▶ _Your objective_
Using the records below, please work out how many lines contain "compensates"; answer with the number alone.

○ ○ ○ ○ ○

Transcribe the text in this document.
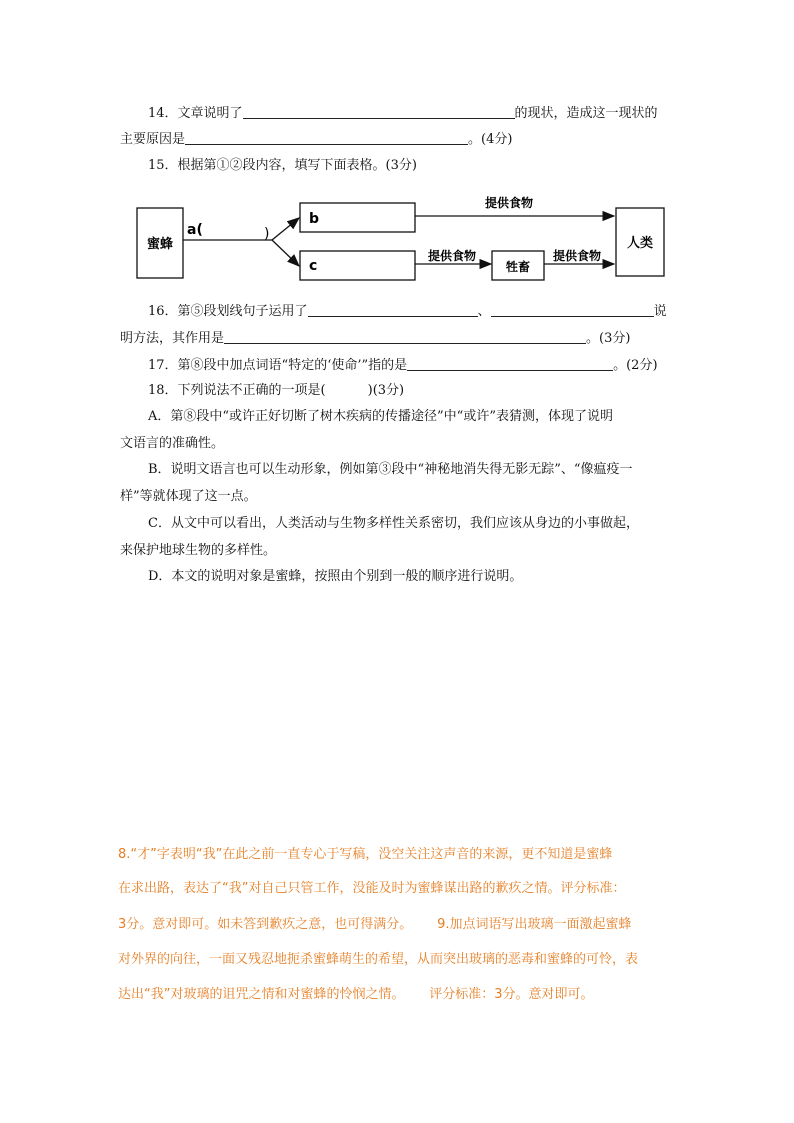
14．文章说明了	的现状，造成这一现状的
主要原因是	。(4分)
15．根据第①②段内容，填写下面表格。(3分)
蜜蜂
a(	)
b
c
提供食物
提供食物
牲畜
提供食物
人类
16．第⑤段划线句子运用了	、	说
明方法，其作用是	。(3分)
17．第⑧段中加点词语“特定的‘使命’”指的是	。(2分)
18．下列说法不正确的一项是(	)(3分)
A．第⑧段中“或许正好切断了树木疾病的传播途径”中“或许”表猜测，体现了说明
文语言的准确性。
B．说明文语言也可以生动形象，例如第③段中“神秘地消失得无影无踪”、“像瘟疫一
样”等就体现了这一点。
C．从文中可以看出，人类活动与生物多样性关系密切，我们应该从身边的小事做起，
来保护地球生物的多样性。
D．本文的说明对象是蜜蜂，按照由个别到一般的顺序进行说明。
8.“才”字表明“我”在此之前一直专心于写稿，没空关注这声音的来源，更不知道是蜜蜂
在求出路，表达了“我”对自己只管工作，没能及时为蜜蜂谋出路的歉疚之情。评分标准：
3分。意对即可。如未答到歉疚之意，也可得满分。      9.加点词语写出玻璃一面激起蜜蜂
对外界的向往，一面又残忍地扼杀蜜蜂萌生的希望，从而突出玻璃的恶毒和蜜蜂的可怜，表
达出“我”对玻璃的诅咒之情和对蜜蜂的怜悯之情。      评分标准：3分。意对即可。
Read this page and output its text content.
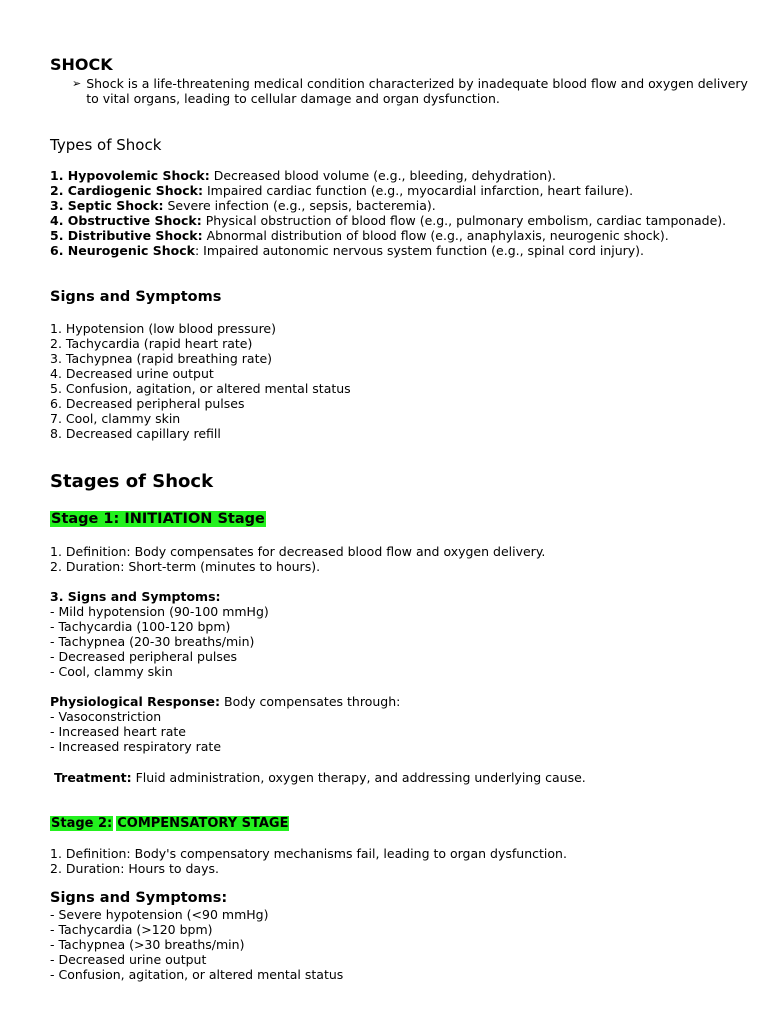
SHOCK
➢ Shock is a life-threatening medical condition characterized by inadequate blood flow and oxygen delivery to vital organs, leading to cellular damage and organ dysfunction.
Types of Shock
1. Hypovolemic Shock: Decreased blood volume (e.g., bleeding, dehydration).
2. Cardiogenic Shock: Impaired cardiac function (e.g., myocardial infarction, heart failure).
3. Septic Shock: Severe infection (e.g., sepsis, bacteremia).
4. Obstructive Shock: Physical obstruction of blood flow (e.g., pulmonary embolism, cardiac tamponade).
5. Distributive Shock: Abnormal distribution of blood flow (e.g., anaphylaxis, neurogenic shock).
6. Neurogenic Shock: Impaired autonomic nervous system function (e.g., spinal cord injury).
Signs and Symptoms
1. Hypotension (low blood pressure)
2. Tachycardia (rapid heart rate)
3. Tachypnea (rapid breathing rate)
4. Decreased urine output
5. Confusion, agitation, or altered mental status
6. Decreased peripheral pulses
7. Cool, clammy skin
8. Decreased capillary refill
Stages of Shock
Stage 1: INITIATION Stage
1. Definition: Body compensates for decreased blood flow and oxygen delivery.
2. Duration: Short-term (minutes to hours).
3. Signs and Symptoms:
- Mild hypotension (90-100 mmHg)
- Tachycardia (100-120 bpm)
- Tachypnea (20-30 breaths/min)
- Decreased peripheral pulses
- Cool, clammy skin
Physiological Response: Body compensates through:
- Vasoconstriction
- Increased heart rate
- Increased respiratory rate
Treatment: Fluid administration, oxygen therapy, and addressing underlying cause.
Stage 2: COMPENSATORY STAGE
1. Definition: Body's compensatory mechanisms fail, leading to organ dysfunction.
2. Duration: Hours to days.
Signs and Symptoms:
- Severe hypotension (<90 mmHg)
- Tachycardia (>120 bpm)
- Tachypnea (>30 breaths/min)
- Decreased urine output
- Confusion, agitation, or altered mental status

○ ○ ○ ○ ○

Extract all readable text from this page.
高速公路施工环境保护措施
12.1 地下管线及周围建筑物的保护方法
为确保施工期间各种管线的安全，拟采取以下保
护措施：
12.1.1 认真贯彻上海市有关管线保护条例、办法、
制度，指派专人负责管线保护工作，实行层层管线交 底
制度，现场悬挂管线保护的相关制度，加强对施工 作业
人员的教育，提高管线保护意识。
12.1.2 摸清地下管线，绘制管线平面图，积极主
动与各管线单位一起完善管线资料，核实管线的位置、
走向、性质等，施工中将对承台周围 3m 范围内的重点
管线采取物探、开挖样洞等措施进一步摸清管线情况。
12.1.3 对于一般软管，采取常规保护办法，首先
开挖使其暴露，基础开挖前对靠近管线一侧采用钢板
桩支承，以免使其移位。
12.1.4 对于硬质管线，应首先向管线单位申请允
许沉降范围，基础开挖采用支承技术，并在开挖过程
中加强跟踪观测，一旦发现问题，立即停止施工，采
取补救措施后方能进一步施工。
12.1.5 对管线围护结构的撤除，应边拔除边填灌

○ ○ ○ ○ ○

▶ _Solution below_
2